-- start --

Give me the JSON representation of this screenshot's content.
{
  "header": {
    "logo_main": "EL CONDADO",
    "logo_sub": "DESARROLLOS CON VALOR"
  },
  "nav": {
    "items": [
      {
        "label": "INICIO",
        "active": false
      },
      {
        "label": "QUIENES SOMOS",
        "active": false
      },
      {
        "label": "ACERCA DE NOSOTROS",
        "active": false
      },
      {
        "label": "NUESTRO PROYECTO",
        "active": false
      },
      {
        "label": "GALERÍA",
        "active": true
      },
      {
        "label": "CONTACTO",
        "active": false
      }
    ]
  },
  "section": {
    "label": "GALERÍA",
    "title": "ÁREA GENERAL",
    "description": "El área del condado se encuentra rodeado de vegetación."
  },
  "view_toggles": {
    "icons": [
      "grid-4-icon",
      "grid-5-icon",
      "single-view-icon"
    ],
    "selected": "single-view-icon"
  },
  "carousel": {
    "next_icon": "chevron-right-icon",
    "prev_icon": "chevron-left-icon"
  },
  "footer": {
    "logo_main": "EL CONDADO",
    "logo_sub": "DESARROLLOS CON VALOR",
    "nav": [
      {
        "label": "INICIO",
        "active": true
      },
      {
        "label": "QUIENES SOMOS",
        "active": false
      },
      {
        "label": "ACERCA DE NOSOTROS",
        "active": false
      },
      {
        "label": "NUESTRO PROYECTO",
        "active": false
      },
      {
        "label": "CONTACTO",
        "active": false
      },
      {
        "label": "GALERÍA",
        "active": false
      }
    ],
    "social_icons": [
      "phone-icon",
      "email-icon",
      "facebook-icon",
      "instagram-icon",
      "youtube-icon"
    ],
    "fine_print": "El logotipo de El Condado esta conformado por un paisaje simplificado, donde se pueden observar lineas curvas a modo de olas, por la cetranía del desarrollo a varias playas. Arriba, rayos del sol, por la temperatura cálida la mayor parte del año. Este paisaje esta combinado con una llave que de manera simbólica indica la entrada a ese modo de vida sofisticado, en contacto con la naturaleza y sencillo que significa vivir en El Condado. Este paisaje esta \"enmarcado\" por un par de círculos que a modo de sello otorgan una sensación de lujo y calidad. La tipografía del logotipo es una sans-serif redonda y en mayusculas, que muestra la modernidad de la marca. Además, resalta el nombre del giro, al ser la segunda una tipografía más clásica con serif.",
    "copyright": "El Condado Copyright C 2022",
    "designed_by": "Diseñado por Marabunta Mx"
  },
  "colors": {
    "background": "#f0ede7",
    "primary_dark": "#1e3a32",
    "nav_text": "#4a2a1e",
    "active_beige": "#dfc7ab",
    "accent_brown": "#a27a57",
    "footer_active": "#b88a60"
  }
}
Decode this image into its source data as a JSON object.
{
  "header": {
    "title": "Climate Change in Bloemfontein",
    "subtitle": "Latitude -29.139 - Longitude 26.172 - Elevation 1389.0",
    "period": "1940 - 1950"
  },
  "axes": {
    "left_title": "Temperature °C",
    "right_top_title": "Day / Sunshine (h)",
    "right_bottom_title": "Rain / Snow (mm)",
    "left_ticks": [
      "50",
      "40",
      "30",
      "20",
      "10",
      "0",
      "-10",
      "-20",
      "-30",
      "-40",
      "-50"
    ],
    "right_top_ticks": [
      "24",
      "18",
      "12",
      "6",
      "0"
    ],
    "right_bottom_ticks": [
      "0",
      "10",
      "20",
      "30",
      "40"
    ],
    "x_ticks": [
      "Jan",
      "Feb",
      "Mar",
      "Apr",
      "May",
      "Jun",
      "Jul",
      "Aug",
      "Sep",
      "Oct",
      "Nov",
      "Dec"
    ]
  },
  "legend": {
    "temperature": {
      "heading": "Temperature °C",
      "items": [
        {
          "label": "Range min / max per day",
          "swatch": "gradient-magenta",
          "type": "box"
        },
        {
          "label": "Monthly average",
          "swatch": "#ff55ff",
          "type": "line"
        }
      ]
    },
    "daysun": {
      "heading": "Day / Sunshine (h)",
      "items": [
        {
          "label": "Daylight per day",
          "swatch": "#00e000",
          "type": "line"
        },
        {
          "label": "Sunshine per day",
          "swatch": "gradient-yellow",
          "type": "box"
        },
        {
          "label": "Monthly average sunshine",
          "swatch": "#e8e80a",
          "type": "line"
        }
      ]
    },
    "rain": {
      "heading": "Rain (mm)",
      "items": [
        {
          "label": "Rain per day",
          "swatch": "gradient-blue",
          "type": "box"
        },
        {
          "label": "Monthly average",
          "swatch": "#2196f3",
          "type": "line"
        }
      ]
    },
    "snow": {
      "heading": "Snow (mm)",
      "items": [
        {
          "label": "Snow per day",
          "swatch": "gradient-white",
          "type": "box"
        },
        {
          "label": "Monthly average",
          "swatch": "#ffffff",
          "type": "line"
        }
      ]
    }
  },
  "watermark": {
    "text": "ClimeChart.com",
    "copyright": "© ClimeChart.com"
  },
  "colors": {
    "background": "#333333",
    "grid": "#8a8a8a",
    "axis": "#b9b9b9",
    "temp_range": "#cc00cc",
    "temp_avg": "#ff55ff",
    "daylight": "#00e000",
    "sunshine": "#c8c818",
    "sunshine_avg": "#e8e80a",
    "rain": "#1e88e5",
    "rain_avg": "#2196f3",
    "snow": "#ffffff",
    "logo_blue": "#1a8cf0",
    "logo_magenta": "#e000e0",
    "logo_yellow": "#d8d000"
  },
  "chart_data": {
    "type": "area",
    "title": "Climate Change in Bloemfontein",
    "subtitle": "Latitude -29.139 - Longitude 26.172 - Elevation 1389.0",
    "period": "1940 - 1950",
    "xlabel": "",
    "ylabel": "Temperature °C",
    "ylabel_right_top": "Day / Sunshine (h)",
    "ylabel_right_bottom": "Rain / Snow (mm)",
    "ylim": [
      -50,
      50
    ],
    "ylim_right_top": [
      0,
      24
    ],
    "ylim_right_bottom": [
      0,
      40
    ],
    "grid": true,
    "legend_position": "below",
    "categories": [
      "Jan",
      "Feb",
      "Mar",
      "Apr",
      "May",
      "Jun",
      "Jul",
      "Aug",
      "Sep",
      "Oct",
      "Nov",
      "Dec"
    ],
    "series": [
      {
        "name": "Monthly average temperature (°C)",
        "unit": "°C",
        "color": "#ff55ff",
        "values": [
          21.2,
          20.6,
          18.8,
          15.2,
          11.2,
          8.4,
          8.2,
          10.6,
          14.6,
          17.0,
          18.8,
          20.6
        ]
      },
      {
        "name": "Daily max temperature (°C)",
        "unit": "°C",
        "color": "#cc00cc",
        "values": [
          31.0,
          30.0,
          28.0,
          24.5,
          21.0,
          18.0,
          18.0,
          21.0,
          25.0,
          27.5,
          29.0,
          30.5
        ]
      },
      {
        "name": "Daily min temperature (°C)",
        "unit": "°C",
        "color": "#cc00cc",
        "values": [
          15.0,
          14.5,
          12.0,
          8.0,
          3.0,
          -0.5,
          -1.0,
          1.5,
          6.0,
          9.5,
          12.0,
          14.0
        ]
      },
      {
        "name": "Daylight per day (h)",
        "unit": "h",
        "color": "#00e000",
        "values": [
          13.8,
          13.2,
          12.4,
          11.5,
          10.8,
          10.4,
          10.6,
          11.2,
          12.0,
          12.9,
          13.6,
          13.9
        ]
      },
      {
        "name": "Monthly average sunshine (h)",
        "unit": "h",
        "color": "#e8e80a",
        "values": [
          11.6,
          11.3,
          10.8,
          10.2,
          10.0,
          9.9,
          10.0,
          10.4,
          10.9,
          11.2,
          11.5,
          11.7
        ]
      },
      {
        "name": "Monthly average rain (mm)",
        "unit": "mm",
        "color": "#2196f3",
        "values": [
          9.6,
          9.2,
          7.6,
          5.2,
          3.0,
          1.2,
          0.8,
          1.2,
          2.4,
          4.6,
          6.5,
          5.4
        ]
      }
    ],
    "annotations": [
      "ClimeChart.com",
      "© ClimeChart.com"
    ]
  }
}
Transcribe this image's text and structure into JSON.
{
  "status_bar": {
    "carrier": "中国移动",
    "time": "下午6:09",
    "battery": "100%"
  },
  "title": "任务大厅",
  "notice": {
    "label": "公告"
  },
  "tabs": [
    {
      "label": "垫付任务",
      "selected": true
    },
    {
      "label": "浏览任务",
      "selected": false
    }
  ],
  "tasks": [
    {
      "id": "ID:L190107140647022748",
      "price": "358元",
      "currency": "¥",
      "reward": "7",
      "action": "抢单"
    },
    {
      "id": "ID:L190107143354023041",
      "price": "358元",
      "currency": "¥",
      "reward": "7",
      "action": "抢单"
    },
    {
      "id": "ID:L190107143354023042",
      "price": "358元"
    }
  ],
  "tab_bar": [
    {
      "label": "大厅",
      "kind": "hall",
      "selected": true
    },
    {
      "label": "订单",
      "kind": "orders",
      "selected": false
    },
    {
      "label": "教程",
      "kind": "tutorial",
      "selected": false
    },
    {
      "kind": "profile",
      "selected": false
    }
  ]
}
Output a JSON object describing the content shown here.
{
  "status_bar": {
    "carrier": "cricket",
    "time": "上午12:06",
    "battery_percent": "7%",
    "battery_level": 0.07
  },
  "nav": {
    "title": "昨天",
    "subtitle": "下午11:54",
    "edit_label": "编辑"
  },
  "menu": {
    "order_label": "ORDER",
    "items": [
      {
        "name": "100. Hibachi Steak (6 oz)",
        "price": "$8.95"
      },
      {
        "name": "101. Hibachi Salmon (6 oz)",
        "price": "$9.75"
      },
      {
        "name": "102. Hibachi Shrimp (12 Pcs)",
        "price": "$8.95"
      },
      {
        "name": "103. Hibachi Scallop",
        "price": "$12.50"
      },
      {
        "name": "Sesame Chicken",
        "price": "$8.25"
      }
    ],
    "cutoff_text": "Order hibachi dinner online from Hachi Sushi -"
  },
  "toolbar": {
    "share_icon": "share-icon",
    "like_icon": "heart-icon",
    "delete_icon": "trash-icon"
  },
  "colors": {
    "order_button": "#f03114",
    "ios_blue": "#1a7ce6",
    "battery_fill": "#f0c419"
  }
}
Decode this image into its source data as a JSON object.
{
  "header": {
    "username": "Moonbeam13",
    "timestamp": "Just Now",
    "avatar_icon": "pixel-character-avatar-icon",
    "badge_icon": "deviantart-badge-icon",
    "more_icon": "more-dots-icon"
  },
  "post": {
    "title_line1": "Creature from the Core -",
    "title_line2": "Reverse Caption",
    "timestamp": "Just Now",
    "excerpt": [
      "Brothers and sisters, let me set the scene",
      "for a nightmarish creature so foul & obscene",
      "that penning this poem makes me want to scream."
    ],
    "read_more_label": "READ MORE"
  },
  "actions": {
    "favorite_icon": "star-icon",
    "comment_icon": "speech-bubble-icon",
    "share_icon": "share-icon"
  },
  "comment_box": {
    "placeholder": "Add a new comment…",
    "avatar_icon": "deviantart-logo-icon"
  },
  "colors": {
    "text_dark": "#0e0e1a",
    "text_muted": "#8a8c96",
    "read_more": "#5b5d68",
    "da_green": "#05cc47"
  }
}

-- end --

■ Exercise directions
Count how many lines above carry the word "price". Only the number is required.

■ The result
8